» Job:
Pick out each line of the records in which the word "hood" appears.

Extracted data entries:
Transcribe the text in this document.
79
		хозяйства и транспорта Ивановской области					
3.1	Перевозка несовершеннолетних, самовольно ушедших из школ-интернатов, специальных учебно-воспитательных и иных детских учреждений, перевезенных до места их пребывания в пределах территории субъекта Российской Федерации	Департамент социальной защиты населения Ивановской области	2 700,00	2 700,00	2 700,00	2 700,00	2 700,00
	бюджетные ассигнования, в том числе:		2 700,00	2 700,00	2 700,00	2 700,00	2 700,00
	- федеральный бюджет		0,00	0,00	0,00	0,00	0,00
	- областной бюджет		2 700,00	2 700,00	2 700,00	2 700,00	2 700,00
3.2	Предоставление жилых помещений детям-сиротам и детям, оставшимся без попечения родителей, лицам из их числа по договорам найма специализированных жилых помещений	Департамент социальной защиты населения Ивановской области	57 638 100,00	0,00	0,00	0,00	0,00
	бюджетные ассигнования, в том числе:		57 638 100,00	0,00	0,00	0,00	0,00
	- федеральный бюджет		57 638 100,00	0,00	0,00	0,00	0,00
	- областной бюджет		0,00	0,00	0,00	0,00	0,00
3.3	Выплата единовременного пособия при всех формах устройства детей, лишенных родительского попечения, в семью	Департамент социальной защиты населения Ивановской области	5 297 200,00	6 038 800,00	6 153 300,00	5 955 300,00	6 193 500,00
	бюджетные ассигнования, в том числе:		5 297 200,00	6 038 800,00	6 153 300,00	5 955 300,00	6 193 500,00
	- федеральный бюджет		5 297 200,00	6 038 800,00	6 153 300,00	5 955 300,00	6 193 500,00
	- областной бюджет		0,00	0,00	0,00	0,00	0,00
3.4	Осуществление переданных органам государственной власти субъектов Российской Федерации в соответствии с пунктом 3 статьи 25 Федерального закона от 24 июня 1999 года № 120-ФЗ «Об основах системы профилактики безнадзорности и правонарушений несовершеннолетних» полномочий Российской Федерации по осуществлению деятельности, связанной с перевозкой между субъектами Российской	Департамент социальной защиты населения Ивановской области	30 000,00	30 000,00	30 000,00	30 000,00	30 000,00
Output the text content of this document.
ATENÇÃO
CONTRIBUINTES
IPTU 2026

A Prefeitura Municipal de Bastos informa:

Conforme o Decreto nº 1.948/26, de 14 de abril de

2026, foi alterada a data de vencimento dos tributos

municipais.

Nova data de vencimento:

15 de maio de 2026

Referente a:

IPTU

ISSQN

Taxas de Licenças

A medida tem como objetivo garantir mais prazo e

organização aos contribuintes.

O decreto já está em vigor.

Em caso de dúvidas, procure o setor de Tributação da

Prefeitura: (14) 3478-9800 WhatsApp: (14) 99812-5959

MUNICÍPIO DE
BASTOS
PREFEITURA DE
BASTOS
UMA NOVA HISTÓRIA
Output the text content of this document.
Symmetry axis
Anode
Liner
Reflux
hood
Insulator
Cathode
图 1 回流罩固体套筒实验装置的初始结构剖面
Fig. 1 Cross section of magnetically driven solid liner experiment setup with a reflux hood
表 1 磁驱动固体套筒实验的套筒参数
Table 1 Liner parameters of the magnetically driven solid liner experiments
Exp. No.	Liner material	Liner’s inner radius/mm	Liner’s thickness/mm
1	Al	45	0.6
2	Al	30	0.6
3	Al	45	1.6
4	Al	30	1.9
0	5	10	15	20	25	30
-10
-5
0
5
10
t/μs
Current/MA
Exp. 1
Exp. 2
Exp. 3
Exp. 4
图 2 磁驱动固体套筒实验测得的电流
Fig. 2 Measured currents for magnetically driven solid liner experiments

» Response:
hood
Fig. 1 Cross section of magnetically driven solid liner experiment setup with a reflux hood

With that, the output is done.